■ **Extract to read**:

────────

[mlir][Linalg]: Add rewrite pattern to fuse fill with reduce operations #125401

AviadCo · 2025-02-02T12:50:25Z

No description provided.

llvmbot · 2025-02-02T12:50:59Z

@llvm/pr-subscribers-mlir-linalg
@llvm/pr-subscribers-mlir-core

@llvm/pr-subscribers-mlir

Author: Aviad Cohen (AviadCo)

Changes

Full diff: https://github.com/llvm/llvm-project/pull/125401.diff

4 Files Affected:

(modified) mlir/include/mlir/Dialect/Linalg/Transforms/Transforms.h (+28)
(modified) mlir/lib/Dialect/Linalg/Transforms/CMakeLists.txt (+1)
(modified) mlir/test/lib/Dialect/Linalg/CMakeLists.txt (+1)
(modified) mlir/tools/mlir-opt/mlir-opt.cpp (+2)

────────

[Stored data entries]
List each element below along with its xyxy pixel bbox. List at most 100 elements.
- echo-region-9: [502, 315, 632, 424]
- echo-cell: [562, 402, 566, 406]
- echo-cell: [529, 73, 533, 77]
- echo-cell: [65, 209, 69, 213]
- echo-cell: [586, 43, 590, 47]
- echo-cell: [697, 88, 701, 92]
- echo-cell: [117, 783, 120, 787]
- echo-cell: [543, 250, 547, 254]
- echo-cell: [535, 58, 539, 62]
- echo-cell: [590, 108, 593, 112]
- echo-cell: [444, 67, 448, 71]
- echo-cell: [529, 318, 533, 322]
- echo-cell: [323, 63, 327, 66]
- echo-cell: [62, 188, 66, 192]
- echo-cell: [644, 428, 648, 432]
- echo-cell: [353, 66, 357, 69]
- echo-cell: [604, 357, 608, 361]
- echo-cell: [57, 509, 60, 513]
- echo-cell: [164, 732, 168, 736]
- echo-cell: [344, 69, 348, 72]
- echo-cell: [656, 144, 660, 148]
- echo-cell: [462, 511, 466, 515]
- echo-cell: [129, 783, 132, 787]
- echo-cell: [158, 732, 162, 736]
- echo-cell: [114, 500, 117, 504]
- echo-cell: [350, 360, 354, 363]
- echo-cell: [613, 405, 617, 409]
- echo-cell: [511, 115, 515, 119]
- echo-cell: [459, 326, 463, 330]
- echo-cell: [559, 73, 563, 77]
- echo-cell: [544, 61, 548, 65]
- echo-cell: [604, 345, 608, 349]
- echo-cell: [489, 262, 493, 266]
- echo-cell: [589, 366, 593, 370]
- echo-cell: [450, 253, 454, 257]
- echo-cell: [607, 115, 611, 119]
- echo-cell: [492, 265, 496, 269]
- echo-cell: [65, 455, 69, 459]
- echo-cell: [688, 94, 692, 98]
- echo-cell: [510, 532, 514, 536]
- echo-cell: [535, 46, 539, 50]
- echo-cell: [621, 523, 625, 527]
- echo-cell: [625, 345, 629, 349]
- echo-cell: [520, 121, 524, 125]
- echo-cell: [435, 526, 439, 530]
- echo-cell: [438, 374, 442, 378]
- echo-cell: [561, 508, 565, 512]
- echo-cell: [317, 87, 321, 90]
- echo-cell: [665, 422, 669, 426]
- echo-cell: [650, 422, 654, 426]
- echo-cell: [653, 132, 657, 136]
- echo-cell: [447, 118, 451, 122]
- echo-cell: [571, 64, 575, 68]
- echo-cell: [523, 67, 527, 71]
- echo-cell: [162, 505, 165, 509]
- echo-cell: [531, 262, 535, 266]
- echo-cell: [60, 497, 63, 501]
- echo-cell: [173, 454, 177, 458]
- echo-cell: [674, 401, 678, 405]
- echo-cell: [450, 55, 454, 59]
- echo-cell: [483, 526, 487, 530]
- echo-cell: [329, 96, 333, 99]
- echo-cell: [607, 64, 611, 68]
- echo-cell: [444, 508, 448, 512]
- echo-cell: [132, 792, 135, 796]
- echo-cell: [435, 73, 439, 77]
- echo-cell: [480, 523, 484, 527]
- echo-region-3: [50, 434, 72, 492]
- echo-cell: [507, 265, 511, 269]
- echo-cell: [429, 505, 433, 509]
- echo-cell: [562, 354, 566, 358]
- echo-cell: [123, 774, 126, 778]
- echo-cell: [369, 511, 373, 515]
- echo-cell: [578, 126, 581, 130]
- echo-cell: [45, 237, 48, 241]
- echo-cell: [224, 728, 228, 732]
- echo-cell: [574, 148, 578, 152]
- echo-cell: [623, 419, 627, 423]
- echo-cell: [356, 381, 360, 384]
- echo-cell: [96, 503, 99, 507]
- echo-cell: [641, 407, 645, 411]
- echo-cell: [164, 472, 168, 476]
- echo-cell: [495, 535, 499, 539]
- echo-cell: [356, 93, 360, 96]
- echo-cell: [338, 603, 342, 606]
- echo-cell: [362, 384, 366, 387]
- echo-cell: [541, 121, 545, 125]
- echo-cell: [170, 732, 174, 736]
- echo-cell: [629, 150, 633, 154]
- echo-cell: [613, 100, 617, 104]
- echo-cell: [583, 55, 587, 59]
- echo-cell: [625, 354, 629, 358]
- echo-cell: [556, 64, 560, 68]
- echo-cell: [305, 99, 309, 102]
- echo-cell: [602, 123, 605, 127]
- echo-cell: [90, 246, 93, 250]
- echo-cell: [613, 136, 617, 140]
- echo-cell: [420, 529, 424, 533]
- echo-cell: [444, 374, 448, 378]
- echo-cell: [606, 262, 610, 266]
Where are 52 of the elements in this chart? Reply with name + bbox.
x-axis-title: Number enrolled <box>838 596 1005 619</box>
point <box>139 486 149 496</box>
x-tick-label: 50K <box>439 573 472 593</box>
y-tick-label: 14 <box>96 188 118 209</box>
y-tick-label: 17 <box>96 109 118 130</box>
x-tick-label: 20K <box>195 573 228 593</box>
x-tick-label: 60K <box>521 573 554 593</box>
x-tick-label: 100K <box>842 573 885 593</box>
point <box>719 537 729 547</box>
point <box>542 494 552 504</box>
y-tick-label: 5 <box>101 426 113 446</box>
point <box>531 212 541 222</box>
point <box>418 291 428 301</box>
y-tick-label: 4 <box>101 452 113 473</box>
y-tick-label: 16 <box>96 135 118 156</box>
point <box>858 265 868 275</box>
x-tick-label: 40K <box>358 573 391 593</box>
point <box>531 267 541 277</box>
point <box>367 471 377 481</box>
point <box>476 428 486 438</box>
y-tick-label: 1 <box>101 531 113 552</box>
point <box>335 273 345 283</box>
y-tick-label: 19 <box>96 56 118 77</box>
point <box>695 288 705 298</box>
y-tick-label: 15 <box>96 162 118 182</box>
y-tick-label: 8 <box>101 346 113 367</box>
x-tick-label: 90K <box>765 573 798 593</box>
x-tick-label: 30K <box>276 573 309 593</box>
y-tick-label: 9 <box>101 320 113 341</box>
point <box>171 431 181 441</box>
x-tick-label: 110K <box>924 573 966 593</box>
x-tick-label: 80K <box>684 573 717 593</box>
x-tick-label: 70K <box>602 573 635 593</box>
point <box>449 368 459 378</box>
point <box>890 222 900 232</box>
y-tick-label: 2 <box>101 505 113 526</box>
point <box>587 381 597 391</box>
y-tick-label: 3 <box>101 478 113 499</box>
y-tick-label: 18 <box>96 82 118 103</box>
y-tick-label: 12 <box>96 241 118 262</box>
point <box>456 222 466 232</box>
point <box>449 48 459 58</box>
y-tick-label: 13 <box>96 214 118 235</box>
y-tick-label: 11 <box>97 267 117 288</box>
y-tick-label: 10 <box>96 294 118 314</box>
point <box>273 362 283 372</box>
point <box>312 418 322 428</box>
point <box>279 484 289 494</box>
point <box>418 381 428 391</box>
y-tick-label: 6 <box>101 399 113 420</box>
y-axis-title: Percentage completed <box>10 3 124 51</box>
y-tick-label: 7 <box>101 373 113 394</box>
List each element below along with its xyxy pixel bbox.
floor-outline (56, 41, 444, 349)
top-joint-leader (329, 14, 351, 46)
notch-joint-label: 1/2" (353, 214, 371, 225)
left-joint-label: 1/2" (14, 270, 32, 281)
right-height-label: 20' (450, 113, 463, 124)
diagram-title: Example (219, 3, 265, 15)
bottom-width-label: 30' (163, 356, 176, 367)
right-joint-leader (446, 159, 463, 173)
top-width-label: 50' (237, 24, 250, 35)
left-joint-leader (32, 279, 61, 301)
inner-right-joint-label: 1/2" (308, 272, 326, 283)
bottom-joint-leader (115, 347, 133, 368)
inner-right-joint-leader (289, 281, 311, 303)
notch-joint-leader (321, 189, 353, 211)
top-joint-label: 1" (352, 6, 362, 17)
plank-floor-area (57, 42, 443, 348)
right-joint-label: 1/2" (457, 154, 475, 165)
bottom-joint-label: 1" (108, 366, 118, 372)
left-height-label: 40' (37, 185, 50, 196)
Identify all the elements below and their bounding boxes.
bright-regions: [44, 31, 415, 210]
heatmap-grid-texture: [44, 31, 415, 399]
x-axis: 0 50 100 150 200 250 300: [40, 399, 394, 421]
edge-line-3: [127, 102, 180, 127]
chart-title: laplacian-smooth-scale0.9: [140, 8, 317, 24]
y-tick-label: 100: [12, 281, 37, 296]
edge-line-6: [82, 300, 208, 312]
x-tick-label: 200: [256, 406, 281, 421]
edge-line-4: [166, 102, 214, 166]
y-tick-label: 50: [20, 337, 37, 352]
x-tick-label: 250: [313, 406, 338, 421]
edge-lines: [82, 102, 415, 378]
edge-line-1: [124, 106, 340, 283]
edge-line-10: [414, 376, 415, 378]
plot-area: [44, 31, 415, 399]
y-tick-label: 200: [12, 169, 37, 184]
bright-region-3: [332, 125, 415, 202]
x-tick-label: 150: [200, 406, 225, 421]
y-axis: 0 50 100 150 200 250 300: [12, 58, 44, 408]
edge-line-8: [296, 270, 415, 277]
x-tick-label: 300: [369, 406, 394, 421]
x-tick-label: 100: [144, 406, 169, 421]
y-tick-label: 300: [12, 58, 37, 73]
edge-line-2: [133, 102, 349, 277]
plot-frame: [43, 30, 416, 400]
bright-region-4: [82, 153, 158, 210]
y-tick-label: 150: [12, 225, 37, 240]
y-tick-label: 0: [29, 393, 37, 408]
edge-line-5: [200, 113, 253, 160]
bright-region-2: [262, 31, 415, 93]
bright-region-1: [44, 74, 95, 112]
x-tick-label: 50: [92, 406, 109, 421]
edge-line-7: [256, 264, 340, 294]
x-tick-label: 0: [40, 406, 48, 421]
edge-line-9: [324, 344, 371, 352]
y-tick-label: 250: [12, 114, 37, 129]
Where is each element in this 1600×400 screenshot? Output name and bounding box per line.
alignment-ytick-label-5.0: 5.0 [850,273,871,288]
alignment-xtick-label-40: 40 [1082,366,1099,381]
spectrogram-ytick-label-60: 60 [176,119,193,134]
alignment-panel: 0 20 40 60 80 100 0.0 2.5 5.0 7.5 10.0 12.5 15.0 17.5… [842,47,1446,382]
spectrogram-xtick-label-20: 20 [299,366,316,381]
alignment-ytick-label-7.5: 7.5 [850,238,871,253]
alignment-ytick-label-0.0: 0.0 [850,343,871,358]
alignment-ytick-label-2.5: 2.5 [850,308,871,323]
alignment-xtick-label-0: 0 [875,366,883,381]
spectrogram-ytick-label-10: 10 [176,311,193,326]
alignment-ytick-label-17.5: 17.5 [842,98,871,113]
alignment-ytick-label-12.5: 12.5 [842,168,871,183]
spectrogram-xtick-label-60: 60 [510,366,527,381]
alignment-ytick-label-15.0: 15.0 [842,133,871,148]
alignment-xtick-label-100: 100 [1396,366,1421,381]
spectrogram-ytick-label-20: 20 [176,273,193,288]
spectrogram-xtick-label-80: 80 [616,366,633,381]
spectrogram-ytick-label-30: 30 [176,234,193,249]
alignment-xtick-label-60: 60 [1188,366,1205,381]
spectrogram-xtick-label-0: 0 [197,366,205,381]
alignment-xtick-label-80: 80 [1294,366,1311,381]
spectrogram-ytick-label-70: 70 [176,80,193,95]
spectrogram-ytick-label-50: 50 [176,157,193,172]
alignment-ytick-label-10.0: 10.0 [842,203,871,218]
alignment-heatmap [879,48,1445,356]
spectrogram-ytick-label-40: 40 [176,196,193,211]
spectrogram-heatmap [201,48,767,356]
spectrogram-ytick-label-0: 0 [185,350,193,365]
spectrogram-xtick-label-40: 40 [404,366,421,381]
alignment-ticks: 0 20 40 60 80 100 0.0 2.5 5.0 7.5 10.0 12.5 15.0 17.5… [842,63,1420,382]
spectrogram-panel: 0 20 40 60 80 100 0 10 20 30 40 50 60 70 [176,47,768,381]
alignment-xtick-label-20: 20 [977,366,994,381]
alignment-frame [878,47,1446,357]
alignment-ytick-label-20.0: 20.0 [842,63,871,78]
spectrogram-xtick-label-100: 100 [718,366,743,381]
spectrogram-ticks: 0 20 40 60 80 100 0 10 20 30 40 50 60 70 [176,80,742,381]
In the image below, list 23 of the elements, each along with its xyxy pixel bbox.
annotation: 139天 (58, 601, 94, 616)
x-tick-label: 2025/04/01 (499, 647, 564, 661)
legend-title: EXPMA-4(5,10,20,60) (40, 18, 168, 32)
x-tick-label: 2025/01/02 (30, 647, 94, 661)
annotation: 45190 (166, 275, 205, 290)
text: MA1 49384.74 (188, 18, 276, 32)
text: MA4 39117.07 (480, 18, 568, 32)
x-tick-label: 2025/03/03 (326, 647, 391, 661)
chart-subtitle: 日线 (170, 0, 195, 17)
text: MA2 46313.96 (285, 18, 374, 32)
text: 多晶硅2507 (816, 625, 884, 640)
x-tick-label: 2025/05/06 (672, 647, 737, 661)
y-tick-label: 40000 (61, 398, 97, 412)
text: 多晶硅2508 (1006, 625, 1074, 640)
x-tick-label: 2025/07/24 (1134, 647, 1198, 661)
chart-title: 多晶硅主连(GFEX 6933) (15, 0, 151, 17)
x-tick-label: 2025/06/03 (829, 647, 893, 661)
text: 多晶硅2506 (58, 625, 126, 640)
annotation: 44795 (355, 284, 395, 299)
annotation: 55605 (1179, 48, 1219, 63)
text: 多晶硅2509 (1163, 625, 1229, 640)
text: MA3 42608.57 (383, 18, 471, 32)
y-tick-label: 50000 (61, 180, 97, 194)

────────

■ **Exercise requirements**:
1/ Transcribe the rows of the stored data entries word for word, starting at the first row and ending at the row that contains "- echo-cell: [535, 58, 539, 62]", with both of those rows included.
2/ Write the next part of the pull request thread about fusing fill with reduce operations in MLIR Linalg, picking up after its last line.

■ **Results in order**:
1/
List each element below along with its xyxy pixel bbox. List at most 100 elements.
- echo-region-9: [502, 315, 632, 424]
- echo-cell: [562, 402, 566, 406]
- echo-cell: [529, 73, 533, 77]
- echo-cell: [65, 209, 69, 213]
- echo-cell: [586, 43, 590, 47]
- echo-cell: [697, 88, 701, 92]
- echo-cell: [117, 783, 120, 787]
- echo-cell: [543, 250, 547, 254]
- echo-cell: [535, 58, 539, 62]

2/
diff --git a/mlir/include/mlir/Dialect/Linalg/Transforms/Transforms.h b/mlir/include/mlir/Dialect/Linalg/Transforms/Transforms.h
index 1dc42f71e10eff..4b325aaeab87ca 100644
--- a/mlir/include/mlir/Dialect/Linalg/Transforms/Transforms.h
+++ b/mlir/include/mlir/Dialect/Linalg/Transforms/Transforms.h
@@ -1893,6 +1893,34 @@ void populateDecomposeWinogradOpsPatterns(RewritePatternSet &patterns);
 /// convert to a `linalg.dot`.
 void populateContractionOpRankReducingPatterns(RewritePatternSet &patterns);
 
+/// Add patterns to fuse a linalg fill operation with a linalg operation.
+/// Add patterns to fold linalg.fill into linalg.reduce by creating a fused
+/// linalg.generic operation.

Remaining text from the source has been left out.